* SUPPLIED INFORMATION
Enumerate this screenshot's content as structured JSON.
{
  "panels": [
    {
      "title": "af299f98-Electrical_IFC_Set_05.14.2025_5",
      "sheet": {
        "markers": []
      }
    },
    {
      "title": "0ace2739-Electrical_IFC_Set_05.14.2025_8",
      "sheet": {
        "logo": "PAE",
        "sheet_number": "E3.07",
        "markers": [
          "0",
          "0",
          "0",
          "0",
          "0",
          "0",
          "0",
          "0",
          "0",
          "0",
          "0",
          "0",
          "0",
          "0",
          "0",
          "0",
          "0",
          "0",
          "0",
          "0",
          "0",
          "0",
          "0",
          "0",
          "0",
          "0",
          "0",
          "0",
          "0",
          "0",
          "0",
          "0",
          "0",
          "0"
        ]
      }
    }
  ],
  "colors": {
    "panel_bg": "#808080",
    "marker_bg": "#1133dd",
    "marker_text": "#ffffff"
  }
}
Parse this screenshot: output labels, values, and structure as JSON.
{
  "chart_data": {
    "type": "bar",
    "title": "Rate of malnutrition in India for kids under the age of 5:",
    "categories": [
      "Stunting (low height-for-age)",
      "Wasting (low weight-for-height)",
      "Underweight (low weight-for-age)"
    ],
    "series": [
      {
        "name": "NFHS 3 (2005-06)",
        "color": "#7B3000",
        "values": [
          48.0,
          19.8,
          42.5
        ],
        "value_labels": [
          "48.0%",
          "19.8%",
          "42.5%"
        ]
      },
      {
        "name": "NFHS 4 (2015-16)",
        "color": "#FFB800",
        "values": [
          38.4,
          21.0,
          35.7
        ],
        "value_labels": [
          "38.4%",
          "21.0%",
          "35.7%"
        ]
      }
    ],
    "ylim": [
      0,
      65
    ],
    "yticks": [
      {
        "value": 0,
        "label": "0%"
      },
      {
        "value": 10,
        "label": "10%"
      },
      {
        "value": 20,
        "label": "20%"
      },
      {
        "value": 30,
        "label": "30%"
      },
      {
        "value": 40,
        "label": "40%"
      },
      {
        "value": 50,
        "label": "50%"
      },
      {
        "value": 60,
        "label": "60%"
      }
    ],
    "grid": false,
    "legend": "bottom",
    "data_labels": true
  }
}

* TASK REQUIREMENTS
Extract the full listing above without alteration.

* ANSWER IN FULL
Enumerate this screenshot's content as structured JSON.
{
  "panels": [
    {
      "title": "af299f98-Electrical_IFC_Set_05.14.2025_5",
      "sheet": {
        "markers": []
      }
    },
    {
      "title": "0ace2739-Electrical_IFC_Set_05.14.2025_8",
      "sheet": {
        "logo": "PAE",
        "sheet_number": "E3.07",
        "markers": [
          "0",
          "0",
          "0",
          "0",
          "0",
          "0",
          "0",
          "0",
          "0",
          "0",
          "0",
          "0",
          "0",
          "0",
          "0",
          "0",
          "0",
          "0",
          "0",
          "0",
          "0",
          "0",
          "0",
          "0",
          "0",
          "0",
          "0",
          "0",
          "0",
          "0",
          "0",
          "0",
          "0",
          "0"
        ]
      }
    }
  ],
  "colors": {
    "panel_bg": "#808080",
    "marker_bg": "#1133dd",
    "marker_text": "#ffffff"
  }
}
Parse this screenshot: output labels, values, and structure as JSON.
{
  "chart_data": {
    "type": "bar",
    "title": "Rate of malnutrition in India for kids under the age of 5:",
    "categories": [
      "Stunting (low height-for-age)",
      "Wasting (low weight-for-height)",
      "Underweight (low weight-for-age)"
    ],
    "series": [
      {
        "name": "NFHS 3 (2005-06)",
        "color": "#7B3000",
        "values": [
          48.0,
          19.8,
          42.5
        ],
        "value_labels": [
          "48.0%",
          "19.8%",
          "42.5%"
        ]
      },
      {
        "name": "NFHS 4 (2015-16)",
        "color": "#FFB800",
        "values": [
          38.4,
          21.0,
          35.7
        ],
        "value_labels": [
          "38.4%",
          "21.0%",
          "35.7%"
        ]
      }
    ],
    "ylim": [
      0,
      65
    ],
    "yticks": [
      {
        "value": 0,
        "label": "0%"
      },
      {
        "value": 10,
        "label": "10%"
      },
      {
        "value": 20,
        "label": "20%"
      },
      {
        "value": 30,
        "label": "30%"
      },
      {
        "value": 40,
        "label": "40%"
      },
      {
        "value": 50,
        "label": "50%"
      },
      {
        "value": 60,
        "label": "60%"
      }
    ],
    "grid": false,
    "legend": "bottom",
    "data_labels": true
  }
}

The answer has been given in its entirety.